> Exercise prompt
Rewrite the items from the line with "Enumerate the UI" up to and including the line with "square-h7[interactable] <box>631 169". Swap "chess-board" for "game-board" and leave everything else as it is.

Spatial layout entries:
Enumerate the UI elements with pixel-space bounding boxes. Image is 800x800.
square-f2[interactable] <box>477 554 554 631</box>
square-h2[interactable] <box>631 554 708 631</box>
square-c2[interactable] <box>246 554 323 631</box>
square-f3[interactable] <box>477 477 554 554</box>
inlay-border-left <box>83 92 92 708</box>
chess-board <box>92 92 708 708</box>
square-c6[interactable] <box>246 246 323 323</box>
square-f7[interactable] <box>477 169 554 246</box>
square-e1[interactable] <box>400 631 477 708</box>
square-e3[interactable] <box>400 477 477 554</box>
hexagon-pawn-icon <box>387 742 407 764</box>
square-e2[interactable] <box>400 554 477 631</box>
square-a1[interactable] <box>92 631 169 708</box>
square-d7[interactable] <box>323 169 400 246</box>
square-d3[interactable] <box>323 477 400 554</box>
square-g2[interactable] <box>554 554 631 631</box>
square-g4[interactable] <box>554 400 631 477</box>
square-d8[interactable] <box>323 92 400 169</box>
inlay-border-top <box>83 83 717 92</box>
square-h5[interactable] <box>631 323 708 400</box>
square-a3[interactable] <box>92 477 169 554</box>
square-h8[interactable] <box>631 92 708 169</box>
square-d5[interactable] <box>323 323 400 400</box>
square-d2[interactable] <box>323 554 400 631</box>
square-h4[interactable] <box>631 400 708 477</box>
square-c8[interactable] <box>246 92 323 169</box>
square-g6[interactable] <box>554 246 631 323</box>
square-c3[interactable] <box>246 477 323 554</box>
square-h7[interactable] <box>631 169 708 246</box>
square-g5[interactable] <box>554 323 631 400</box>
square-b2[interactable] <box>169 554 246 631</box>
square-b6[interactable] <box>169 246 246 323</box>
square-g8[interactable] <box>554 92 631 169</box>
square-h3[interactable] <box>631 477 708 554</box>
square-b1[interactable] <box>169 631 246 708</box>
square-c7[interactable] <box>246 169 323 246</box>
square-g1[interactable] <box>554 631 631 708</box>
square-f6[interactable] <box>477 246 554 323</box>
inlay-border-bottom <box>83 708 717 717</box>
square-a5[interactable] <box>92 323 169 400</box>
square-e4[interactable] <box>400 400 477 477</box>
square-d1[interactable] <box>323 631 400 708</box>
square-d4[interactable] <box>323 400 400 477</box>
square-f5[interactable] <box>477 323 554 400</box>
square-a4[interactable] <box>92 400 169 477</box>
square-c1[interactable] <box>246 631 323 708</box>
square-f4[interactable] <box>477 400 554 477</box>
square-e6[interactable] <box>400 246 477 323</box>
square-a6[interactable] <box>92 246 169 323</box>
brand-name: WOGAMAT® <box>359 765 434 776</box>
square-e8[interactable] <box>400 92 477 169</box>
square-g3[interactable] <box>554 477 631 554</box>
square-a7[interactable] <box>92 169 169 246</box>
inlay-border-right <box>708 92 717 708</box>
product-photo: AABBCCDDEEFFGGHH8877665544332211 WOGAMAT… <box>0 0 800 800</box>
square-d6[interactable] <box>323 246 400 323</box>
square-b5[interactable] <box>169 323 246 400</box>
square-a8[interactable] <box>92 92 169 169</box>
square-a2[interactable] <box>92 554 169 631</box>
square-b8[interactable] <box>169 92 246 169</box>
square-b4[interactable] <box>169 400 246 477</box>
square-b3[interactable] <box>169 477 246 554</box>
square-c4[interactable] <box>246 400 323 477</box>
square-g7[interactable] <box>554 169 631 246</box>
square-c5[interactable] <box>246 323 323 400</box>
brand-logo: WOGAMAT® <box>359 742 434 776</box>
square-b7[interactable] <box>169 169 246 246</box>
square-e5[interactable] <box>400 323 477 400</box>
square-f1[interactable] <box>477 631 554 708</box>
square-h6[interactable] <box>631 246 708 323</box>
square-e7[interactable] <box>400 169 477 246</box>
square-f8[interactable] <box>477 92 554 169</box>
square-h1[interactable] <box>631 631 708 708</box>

--

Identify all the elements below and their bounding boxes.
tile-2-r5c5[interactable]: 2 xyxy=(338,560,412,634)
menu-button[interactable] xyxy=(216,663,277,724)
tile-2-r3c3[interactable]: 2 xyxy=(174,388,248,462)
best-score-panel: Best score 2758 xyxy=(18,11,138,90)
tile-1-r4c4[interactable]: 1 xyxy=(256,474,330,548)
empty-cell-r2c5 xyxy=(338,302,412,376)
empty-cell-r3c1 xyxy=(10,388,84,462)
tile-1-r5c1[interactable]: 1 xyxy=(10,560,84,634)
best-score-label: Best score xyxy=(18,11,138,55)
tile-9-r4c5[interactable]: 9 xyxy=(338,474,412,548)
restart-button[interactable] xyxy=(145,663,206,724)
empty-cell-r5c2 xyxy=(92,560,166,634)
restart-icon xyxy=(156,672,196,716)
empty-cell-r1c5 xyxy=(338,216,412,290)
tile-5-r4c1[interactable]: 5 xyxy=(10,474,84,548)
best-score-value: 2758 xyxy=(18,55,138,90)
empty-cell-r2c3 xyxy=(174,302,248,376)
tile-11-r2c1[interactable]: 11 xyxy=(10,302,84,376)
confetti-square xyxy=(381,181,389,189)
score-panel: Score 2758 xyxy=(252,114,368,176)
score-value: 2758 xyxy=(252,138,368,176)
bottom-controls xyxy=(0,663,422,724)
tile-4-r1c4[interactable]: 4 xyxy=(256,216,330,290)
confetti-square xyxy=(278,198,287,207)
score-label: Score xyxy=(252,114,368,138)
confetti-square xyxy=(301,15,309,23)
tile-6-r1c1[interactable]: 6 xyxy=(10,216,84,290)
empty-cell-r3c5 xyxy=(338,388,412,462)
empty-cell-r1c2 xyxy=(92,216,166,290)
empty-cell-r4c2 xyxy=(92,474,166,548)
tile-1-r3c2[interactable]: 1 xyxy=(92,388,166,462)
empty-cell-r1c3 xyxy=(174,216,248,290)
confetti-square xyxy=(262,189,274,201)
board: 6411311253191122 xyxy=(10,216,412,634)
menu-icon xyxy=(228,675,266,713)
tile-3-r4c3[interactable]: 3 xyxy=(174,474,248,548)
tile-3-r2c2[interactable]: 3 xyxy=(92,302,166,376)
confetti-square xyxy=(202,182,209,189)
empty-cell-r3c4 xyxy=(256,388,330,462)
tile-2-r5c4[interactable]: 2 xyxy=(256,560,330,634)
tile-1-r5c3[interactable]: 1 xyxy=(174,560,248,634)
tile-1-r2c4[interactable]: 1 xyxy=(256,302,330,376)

> Solution for this problem
Enumerate the UI elements with pixel-space bounding boxes. Image is 800x800.
square-f2[interactable] <box>477 554 554 631</box>
square-h2[interactable] <box>631 554 708 631</box>
square-c2[interactable] <box>246 554 323 631</box>
square-f3[interactable] <box>477 477 554 554</box>
inlay-border-left <box>83 92 92 708</box>
game-board <box>92 92 708 708</box>
square-c6[interactable] <box>246 246 323 323</box>
square-f7[interactable] <box>477 169 554 246</box>
square-e1[interactable] <box>400 631 477 708</box>
square-e3[interactable] <box>400 477 477 554</box>
hexagon-pawn-icon <box>387 742 407 764</box>
square-e2[interactable] <box>400 554 477 631</box>
square-a1[interactable] <box>92 631 169 708</box>
square-d7[interactable] <box>323 169 400 246</box>
square-d3[interactable] <box>323 477 400 554</box>
square-g2[interactable] <box>554 554 631 631</box>
square-g4[interactable] <box>554 400 631 477</box>
square-d8[interactable] <box>323 92 400 169</box>
inlay-border-top <box>83 83 717 92</box>
square-h5[interactable] <box>631 323 708 400</box>
square-a3[interactable] <box>92 477 169 554</box>
square-h8[interactable] <box>631 92 708 169</box>
square-d5[interactable] <box>323 323 400 400</box>
square-d2[interactable] <box>323 554 400 631</box>
square-h4[interactable] <box>631 400 708 477</box>
square-c8[interactable] <box>246 92 323 169</box>
square-g6[interactable] <box>554 246 631 323</box>
square-c3[interactable] <box>246 477 323 554</box>
square-h7[interactable] <box>631 169 708 246</box>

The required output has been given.